[STATED GOAL] Copy the lines below verbatim, beginning with the line that includes "Transcribe this image's" and continuing to the end; leave out everything before it.

[PROVIDED MATERIAL]
◇ ◇ ◇ ◇
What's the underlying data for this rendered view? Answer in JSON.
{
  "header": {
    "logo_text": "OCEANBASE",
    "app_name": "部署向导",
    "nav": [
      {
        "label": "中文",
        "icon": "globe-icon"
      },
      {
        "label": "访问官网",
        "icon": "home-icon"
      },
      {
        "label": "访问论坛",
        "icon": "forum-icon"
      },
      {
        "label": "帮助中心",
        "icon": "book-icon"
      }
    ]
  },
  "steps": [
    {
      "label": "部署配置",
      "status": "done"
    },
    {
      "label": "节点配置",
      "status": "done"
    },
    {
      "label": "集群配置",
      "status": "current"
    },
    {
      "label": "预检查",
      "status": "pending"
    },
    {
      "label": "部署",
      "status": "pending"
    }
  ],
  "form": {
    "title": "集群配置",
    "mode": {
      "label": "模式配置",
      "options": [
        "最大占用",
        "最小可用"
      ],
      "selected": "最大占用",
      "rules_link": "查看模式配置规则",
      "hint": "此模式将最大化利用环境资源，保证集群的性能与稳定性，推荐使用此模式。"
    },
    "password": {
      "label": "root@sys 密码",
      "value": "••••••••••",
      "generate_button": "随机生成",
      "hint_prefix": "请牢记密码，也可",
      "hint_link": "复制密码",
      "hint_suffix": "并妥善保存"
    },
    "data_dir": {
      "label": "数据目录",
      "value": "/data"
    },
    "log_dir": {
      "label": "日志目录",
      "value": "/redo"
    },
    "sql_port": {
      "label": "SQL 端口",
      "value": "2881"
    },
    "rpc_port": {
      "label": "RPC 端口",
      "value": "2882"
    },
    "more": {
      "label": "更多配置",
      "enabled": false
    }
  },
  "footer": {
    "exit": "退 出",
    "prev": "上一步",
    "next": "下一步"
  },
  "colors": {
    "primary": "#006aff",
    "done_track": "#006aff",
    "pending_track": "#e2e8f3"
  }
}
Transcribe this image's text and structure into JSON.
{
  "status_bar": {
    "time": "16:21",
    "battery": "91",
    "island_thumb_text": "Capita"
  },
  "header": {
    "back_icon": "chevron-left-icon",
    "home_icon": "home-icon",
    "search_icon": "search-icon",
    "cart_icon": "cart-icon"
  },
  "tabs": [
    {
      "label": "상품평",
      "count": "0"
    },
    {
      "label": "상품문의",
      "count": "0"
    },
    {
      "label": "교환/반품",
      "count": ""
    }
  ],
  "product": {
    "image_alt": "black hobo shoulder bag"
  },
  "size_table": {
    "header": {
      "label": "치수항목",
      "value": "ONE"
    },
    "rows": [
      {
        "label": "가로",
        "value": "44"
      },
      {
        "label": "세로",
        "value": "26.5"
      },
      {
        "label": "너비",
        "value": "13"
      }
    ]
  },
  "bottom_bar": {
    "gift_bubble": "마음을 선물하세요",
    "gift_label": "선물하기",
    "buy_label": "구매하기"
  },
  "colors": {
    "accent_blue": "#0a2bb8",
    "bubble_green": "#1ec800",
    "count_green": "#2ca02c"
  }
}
◇ ◇ ◇ ◇
[OUTPUT BELOW]
Transcribe this image's text and structure into JSON.
{
  "status_bar": {
    "time": "16:21",
    "battery": "91",
    "island_thumb_text": "Capita"
  },
  "header": {
    "back_icon": "chevron-left-icon",
    "home_icon": "home-icon",
    "search_icon": "search-icon",
    "cart_icon": "cart-icon"
  },
  "tabs": [
    {
      "label": "상품평",
      "count": "0"
    },
    {
      "label": "상품문의",
      "count": "0"
    },
    {
      "label": "교환/반품",
      "count": ""
    }
  ],
  "product": {
    "image_alt": "black hobo shoulder bag"
  },
  "size_table": {
    "header": {
      "label": "치수항목",
      "value": "ONE"
    },
    "rows": [
      {
        "label": "가로",
        "value": "44"
      },
      {
        "label": "세로",
        "value": "26.5"
      },
      {
        "label": "너비",
        "value": "13"
      }
    ]
  },
  "bottom_bar": {
    "gift_bubble": "마음을 선물하세요",
    "gift_label": "선물하기",
    "buy_label": "구매하기"
  },
  "colors": {
    "accent_blue": "#0a2bb8",
    "bubble_green": "#1ec800",
    "count_green": "#2ca02c"
  }
}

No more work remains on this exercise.